WRITTEN INSTRUCTION:
In your copy, reproduce the entries exactly as they are, minus the images.

── PROVIDED RECORDS

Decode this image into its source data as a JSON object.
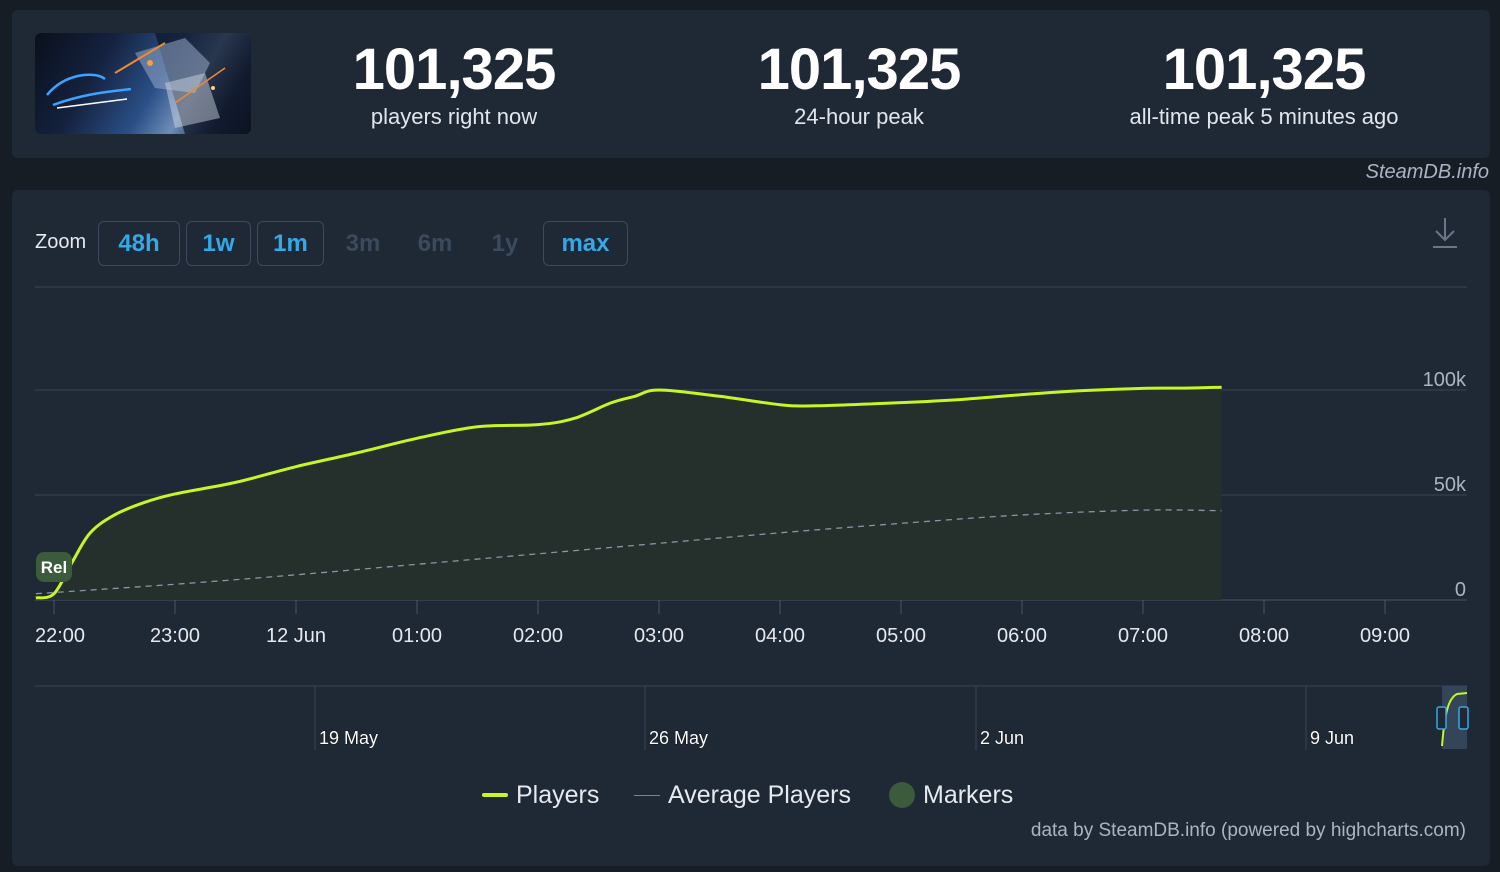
{
  "header": {
    "stats": [
      {
        "value": "101,325",
        "label": "players right now"
      },
      {
        "value": "101,325",
        "label": "24-hour peak"
      },
      {
        "value": "101,325",
        "label": "all-time peak 5 minutes ago"
      }
    ],
    "credit": "SteamDB.info"
  },
  "zoom": {
    "label": "Zoom",
    "buttons": [
      {
        "label": "48h",
        "enabled": true
      },
      {
        "label": "1w",
        "enabled": true
      },
      {
        "label": "1m",
        "enabled": true
      },
      {
        "label": "3m",
        "enabled": false
      },
      {
        "label": "6m",
        "enabled": false
      },
      {
        "label": "1y",
        "enabled": false
      },
      {
        "label": "max",
        "enabled": true
      }
    ]
  },
  "icons": {
    "download": "download-icon",
    "thumbnail": "game-thumbnail"
  },
  "colors": {
    "players": "#c4f724",
    "average": "#8a94a4",
    "marker": "#3c5a3c",
    "zoom_active": "#35a8e8"
  },
  "chart_data": {
    "type": "line",
    "x_ticks": [
      "22:00",
      "23:00",
      "12 Jun",
      "01:00",
      "02:00",
      "03:00",
      "04:00",
      "05:00",
      "06:00",
      "07:00",
      "08:00",
      "09:00"
    ],
    "y_ticks": [
      "0",
      "50k",
      "100k"
    ],
    "ylim": [
      0,
      100000
    ],
    "grid": true,
    "legend_position": "bottom-center",
    "series": [
      {
        "name": "Players",
        "x": [
          -0.15,
          0.0,
          0.15,
          0.3,
          0.5,
          0.75,
          1.0,
          1.5,
          2.0,
          2.5,
          3.0,
          3.5,
          4.0,
          4.3,
          4.6,
          4.8,
          5.0,
          5.5,
          6.0,
          6.3,
          7.0,
          7.5,
          8.0,
          8.5,
          9.0,
          9.35,
          9.65
        ],
        "y": [
          1000,
          3000,
          18000,
          32000,
          40500,
          46500,
          50500,
          56000,
          63500,
          70000,
          77000,
          82500,
          83500,
          86500,
          93800,
          97000,
          100000,
          97000,
          93000,
          92500,
          94000,
          95500,
          97800,
          99700,
          100800,
          100900,
          101325
        ]
      },
      {
        "name": "Average Players",
        "x": [
          -0.15,
          1.0,
          2.0,
          3.0,
          4.0,
          5.0,
          6.0,
          7.0,
          8.0,
          9.0,
          9.65
        ],
        "y": [
          3000,
          7500,
          12000,
          17000,
          22000,
          27000,
          32000,
          36500,
          40500,
          42800,
          42500
        ]
      }
    ],
    "markers": [
      {
        "label": "Rel",
        "x": 0.0
      }
    ],
    "navigator": {
      "labels": [
        "19 May",
        "26 May",
        "2 Jun",
        "9 Jun"
      ]
    },
    "legend": [
      "Players",
      "Average Players",
      "Markers"
    ],
    "credit": "data by SteamDB.info (powered by highcharts.com)"
  }
}
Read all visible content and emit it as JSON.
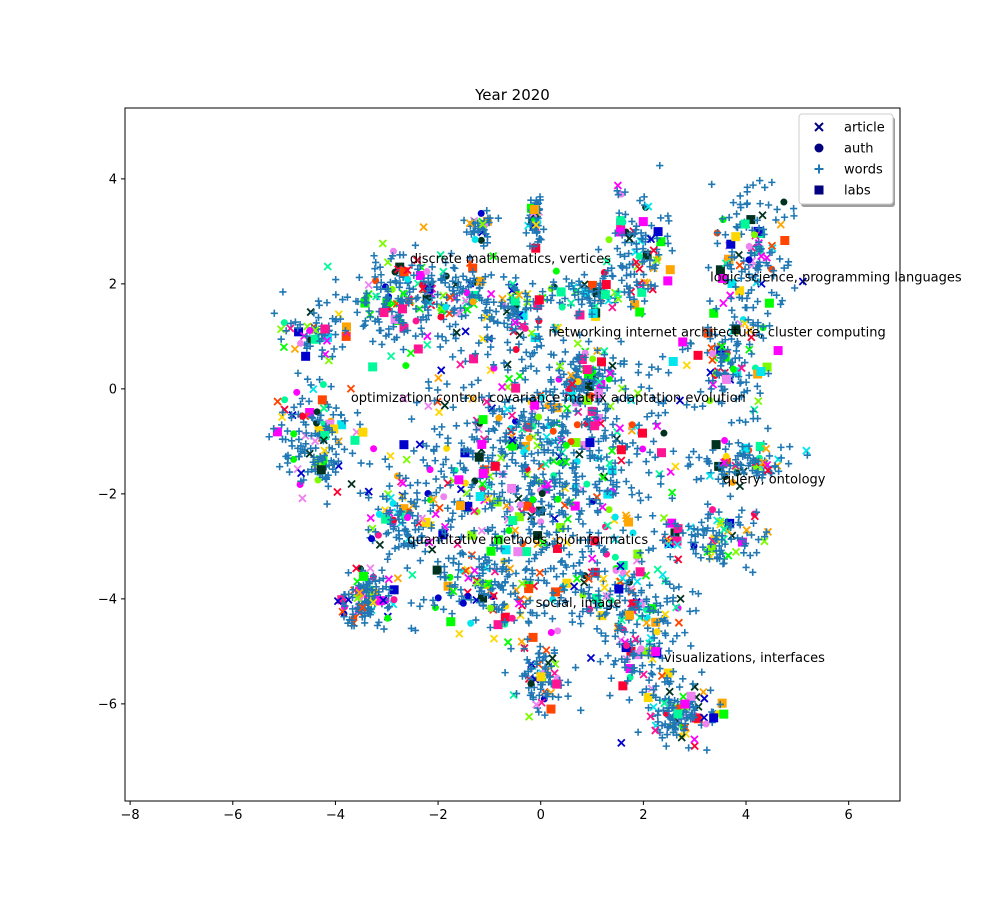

────

RESPONSE TO THIS TASK:
Decode this image into its source data as a JSON object.
{
  "header": {
    "stats": [
      {
        "value": "101,325",
        "label": "players right now"
      },
      {
        "value": "101,325",
        "label": "24-hour peak"
      },
      {
        "value": "101,325",
        "label": "all-time peak 5 minutes ago"
      }
    ],
    "credit": "SteamDB.info"
  },
  "zoom": {
    "label": "Zoom",
    "buttons": [
      {
        "label": "48h",
        "enabled": true
      },
      {
        "label": "1w",
        "enabled": true
      },
      {
        "label": "1m",
        "enabled": true
      },
      {
        "label": "3m",
        "enabled": false
      },
      {
        "label": "6m",
        "enabled": false
      },
      {
        "label": "1y",
        "enabled": false
      },
      {
        "label": "max",
        "enabled": true
      }
    ]
  },
  "icons": {
    "download": "download-icon",
    "thumbnail": "game-thumbnail"
  },
  "colors": {
    "players": "#c4f724",
    "average": "#8a94a4",
    "marker": "#3c5a3c",
    "zoom_active": "#35a8e8"
  },
  "chart_data": {
    "type": "line",
    "x_ticks": [
      "22:00",
      "23:00",
      "12 Jun",
      "01:00",
      "02:00",
      "03:00",
      "04:00",
      "05:00",
      "06:00",
      "07:00",
      "08:00",
      "09:00"
    ],
    "y_ticks": [
      "0",
      "50k",
      "100k"
    ],
    "ylim": [
      0,
      100000
    ],
    "grid": true,
    "legend_position": "bottom-center",
    "series": [
      {
        "name": "Players",
        "x": [
          -0.15,
          0.0,
          0.15,
          0.3,
          0.5,
          0.75,
          1.0,
          1.5,
          2.0,
          2.5,
          3.0,
          3.5,
          4.0,
          4.3,
          4.6,
          4.8,
          5.0,
          5.5,
          6.0,
          6.3,
          7.0,
          7.5,
          8.0,
          8.5,
          9.0,
          9.35,
          9.65
        ],
        "y": [
          1000,
          3000,
          18000,
          32000,
          40500,
          46500,
          50500,
          56000,
          63500,
          70000,
          77000,
          82500,
          83500,
          86500,
          93800,
          97000,
          100000,
          97000,
          93000,
          92500,
          94000,
          95500,
          97800,
          99700,
          100800,
          100900,
          101325
        ]
      },
      {
        "name": "Average Players",
        "x": [
          -0.15,
          1.0,
          2.0,
          3.0,
          4.0,
          5.0,
          6.0,
          7.0,
          8.0,
          9.0,
          9.65
        ],
        "y": [
          3000,
          7500,
          12000,
          17000,
          22000,
          27000,
          32000,
          36500,
          40500,
          42800,
          42500
        ]
      }
    ],
    "markers": [
      {
        "label": "Rel",
        "x": 0.0
      }
    ],
    "navigator": {
      "labels": [
        "19 May",
        "26 May",
        "2 Jun",
        "9 Jun"
      ]
    },
    "legend": [
      "Players",
      "Average Players",
      "Markers"
    ],
    "credit": "data by SteamDB.info (powered by highcharts.com)"
  }
}
Read all visible content and emit it as JSON.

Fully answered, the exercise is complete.